------ SOURCE MATERIAL ------
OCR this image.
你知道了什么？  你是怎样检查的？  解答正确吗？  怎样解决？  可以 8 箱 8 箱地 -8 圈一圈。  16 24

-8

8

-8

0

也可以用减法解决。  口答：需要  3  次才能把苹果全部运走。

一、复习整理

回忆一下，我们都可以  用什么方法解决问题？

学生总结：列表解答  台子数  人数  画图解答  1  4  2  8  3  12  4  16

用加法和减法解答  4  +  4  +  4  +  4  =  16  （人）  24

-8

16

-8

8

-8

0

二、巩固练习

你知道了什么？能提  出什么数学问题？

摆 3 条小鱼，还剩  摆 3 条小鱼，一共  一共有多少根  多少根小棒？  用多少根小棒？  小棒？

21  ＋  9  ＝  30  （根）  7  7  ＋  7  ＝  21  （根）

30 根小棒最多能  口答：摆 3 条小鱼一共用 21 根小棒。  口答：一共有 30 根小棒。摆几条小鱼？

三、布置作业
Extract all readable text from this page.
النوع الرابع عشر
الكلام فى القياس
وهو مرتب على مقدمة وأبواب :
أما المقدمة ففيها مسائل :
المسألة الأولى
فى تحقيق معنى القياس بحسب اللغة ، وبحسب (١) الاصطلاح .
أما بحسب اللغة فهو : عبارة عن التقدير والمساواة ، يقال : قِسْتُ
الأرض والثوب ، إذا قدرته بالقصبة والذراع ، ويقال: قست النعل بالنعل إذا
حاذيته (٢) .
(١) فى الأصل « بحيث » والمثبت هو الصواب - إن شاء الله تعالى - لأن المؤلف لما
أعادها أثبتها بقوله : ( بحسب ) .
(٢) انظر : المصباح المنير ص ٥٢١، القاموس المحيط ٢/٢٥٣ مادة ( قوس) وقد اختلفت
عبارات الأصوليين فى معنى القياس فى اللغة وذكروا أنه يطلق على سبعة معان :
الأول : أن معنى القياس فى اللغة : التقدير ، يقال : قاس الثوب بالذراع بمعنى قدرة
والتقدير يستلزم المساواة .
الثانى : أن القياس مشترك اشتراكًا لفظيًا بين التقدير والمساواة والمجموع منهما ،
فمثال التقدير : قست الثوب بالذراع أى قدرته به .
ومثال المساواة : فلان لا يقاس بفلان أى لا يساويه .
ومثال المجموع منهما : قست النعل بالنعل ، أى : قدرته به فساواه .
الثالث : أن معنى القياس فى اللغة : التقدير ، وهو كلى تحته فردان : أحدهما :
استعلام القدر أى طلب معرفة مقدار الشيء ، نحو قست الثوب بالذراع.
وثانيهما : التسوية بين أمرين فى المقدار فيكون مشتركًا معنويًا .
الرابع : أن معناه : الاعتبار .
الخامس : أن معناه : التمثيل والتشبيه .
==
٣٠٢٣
------
Every line of the data above should be copied exactly.

OCR this image.
你知道了什么？  你是怎样检查的？  解答正确吗？  怎样解决？  可以 8 箱 8 箱地 -8 圈一圈。  16 24

-8

8

-8

0

也可以用减法解决。  口答：需要  3  次才能把苹果全部运走。

一、复习整理

回忆一下，我们都可以  用什么方法解决问题？

学生总结：列表解答  台子数  人数  画图解答  1  4  2  8  3  12  4  16

用加法和减法解答  4  +  4  +  4  +  4  =  16  （人）  24

-8

16

-8

8

-8

0

二、巩固练习

你知道了什么？能提  出什么数学问题？

摆 3 条小鱼，还剩  摆 3 条小鱼，一共  一共有多少根  多少根小棒？  用多少根小棒？  小棒？

21  ＋  9  ＝  30  （根）  7  7  ＋  7  ＝  21  （根）

30 根小棒最多能  口答：摆 3 条小鱼一共用 21 根小棒。  口答：一共有 30 根小棒。摆几条小鱼？

三、布置作业
Extract all readable text from this page.
النوع الرابع عشر
الكلام فى القياس
وهو مرتب على مقدمة وأبواب :
أما المقدمة ففيها مسائل :
المسألة الأولى
فى تحقيق معنى القياس بحسب اللغة ، وبحسب (١) الاصطلاح .
أما بحسب اللغة فهو : عبارة عن التقدير والمساواة ، يقال : قِسْتُ
الأرض والثوب ، إذا قدرته بالقصبة والذراع ، ويقال: قست النعل بالنعل إذا
حاذيته (٢) .
(١) فى الأصل « بحيث » والمثبت هو الصواب - إن شاء الله تعالى - لأن المؤلف لما
أعادها أثبتها بقوله : ( بحسب ) .
(٢) انظر : المصباح المنير ص ٥٢١، القاموس المحيط ٢/٢٥٣ مادة ( قوس) وقد اختلفت
عبارات الأصوليين فى معنى القياس فى اللغة وذكروا أنه يطلق على سبعة معان :
الأول : أن معنى القياس فى اللغة : التقدير ، يقال : قاس الثوب بالذراع بمعنى قدرة
والتقدير يستلزم المساواة .
الثانى : أن القياس مشترك اشتراكًا لفظيًا بين التقدير والمساواة والمجموع منهما ،
فمثال التقدير : قست الثوب بالذراع أى قدرته به .
ومثال المساواة : فلان لا يقاس بفلان أى لا يساويه .
ومثال المجموع منهما : قست النعل بالنعل ، أى : قدرته به فساواه .
الثالث : أن معنى القياس فى اللغة : التقدير ، وهو كلى تحته فردان : أحدهما :
استعلام القدر أى طلب معرفة مقدار الشيء ، نحو قست الثوب بالذراع.
وثانيهما : التسوية بين أمرين فى المقدار فيكون مشتركًا معنويًا .
الرابع : أن معناه : الاعتبار .
الخامس : أن معناه : التمثيل والتشبيه .
==
٣٠٢٣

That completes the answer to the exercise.